━━ Material to process ━━
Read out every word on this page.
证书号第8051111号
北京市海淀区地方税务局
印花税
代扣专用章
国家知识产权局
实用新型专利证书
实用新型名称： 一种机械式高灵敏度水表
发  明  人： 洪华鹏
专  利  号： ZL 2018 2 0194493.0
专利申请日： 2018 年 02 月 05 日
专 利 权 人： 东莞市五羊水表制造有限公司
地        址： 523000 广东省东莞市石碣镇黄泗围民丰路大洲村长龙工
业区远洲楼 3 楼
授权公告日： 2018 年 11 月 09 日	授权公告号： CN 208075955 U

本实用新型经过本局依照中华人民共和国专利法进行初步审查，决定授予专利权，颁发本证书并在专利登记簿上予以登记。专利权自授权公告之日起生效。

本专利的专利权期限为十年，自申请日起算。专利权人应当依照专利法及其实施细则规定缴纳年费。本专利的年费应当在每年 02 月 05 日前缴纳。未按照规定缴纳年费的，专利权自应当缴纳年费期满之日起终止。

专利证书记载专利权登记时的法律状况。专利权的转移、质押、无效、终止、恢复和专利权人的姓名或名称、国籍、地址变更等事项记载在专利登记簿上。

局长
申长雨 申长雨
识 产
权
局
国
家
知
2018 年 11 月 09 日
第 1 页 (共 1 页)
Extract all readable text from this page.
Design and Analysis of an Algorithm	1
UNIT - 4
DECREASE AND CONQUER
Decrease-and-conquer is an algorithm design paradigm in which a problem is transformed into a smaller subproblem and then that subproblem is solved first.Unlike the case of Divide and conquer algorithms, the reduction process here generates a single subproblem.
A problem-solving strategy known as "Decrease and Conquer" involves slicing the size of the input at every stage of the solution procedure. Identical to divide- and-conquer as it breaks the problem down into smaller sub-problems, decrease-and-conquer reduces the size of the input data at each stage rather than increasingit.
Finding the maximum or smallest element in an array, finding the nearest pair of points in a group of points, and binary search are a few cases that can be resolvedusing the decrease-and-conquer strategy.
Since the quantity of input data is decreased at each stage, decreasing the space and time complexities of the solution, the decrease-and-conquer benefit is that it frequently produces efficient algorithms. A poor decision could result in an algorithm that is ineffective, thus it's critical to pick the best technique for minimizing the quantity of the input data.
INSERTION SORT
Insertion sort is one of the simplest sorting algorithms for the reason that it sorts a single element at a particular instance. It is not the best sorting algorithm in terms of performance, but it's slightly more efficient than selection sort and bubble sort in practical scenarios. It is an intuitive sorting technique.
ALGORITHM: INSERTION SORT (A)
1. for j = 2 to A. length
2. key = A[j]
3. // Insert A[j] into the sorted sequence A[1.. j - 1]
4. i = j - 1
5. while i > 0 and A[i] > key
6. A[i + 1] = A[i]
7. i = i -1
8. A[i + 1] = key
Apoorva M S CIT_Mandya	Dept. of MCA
━━━
To be done:
In the records above, collect each line with "every".

Exercise solution:
Read out every word on this page.
A problem-solving strategy known as "Decrease and Conquer" involves slicing the size of the input at every stage of the solution procedure. Identical to divide- and-conquer as it breaks the problem down into smaller sub-problems, decrease-and-conquer reduces the size of the input data at each stage rather than increasingit.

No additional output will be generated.